───── EXERCISE MATERIALS ─────

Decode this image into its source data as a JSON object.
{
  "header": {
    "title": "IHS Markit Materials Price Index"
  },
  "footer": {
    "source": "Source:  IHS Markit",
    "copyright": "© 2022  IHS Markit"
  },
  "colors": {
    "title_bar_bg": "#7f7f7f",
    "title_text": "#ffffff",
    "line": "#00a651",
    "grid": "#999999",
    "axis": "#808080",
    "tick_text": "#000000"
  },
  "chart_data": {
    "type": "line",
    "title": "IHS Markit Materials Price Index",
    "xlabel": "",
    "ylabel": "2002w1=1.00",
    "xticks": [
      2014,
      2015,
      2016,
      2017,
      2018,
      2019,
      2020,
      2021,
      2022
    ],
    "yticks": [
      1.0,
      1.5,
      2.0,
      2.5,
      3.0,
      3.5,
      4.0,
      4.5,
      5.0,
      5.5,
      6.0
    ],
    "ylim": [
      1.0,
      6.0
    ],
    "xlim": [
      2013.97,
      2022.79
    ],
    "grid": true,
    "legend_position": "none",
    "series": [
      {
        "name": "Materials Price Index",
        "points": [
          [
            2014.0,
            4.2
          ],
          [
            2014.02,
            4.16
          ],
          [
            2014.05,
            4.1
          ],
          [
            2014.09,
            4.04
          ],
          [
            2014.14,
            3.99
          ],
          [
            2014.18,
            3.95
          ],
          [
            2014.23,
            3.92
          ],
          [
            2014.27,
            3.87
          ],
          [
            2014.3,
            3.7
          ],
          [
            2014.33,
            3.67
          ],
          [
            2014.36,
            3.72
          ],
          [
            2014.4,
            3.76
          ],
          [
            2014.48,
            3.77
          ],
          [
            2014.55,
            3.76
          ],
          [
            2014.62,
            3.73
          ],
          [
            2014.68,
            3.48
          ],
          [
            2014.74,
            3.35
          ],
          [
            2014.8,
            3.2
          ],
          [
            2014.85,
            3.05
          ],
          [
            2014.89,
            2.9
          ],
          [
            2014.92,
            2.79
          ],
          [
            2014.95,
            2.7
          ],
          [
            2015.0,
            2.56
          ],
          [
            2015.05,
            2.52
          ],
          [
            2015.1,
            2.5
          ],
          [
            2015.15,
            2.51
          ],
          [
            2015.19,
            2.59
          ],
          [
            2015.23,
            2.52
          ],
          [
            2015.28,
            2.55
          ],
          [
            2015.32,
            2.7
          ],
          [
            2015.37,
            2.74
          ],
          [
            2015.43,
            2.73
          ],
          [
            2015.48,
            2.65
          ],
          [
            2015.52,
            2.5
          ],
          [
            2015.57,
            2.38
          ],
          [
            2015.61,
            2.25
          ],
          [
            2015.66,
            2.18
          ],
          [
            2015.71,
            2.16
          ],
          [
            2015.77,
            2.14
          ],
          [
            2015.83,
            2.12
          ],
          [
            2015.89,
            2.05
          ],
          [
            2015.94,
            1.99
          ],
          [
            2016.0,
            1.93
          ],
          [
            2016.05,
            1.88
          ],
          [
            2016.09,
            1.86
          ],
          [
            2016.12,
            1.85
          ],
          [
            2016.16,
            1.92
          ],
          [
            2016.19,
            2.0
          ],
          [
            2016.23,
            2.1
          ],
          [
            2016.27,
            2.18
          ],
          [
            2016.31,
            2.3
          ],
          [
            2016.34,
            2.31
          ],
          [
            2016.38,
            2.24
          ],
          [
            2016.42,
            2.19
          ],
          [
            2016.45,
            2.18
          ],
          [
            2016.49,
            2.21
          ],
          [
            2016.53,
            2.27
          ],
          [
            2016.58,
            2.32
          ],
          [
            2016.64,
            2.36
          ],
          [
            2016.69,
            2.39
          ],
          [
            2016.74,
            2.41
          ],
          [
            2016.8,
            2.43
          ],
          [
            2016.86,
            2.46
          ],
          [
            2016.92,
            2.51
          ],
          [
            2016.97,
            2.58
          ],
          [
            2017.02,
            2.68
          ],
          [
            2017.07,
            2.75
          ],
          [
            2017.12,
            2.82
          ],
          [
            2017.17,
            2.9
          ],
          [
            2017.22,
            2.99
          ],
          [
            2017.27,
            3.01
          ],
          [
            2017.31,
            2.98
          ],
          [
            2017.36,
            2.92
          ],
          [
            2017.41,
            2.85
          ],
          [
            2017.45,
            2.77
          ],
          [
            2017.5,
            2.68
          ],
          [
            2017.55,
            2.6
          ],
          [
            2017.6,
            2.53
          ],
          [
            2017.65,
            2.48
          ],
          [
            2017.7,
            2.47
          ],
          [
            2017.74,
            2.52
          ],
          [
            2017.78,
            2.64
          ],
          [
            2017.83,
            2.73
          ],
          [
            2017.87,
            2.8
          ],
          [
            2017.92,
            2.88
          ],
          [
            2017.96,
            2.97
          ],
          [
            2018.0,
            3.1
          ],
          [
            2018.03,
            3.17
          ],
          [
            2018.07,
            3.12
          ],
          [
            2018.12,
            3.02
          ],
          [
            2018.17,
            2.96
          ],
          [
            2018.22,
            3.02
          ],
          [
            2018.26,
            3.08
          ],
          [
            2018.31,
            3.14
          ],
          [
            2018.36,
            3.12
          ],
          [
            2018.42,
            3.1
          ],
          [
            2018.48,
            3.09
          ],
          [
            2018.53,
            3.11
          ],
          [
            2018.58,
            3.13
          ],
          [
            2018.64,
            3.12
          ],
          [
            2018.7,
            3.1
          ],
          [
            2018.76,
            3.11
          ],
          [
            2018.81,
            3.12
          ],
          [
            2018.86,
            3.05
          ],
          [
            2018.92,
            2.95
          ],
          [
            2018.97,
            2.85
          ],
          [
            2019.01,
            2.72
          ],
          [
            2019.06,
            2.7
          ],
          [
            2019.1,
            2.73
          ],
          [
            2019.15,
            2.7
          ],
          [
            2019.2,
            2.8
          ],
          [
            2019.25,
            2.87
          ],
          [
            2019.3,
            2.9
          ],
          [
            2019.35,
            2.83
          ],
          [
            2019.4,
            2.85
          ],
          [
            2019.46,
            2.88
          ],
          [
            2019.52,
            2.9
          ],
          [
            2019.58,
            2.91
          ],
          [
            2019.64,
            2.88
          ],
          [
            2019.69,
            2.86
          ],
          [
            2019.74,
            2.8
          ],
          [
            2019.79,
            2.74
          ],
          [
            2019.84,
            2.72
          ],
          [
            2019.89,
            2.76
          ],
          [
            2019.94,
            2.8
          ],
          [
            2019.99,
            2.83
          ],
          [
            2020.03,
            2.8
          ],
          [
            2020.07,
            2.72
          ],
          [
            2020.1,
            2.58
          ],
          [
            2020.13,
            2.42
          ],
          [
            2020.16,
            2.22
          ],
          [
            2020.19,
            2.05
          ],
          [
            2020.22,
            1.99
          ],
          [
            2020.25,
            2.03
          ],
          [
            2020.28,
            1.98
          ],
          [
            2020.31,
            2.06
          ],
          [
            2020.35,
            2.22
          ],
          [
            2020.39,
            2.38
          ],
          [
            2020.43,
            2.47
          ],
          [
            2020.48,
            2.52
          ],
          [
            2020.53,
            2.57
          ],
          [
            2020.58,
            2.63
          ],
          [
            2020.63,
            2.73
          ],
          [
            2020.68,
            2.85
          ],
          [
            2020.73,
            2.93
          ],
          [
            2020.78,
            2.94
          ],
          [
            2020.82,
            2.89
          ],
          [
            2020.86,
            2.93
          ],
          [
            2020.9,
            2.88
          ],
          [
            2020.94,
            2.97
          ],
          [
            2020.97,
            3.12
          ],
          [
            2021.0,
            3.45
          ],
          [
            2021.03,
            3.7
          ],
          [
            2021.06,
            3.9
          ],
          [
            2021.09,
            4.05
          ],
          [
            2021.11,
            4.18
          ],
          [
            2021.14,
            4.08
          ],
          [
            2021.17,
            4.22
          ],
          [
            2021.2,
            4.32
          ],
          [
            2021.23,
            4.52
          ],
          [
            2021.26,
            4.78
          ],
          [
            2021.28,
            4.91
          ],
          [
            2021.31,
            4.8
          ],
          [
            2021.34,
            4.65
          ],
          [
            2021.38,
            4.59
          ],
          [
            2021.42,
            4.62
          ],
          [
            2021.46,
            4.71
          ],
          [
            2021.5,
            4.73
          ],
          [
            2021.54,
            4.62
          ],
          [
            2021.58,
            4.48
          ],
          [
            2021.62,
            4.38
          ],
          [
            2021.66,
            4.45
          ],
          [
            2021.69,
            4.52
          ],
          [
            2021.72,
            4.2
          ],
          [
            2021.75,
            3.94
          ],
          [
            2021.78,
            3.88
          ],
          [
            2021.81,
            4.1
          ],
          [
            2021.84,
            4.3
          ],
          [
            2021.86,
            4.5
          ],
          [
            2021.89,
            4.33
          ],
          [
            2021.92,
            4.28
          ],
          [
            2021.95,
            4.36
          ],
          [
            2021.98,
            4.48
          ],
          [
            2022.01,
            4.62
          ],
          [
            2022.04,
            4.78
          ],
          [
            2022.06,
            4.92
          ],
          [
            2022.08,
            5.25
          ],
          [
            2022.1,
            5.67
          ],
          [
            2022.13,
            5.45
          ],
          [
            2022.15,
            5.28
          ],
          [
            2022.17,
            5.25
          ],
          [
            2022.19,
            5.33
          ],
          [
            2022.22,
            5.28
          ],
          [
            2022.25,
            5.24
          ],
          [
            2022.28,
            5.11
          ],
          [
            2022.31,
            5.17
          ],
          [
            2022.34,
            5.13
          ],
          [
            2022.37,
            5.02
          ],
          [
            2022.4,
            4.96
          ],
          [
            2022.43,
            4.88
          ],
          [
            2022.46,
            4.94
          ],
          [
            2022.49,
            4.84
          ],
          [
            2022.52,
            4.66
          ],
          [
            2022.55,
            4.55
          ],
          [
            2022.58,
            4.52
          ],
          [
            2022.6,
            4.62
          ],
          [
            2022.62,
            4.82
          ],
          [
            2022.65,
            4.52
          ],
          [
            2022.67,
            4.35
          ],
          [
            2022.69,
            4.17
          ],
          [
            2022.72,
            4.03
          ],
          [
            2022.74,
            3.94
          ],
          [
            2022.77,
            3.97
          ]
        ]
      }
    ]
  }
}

─────

_WHAT YOU ARE ASKED TO DO:_ Read the data above. Pull out each line in which the string "Index" appears.

_ANSWER IN FULL:_
    "title": "IHS Markit Materials Price Index"
    "title": "IHS Markit Materials Price Index",
        "name": "Materials Price Index",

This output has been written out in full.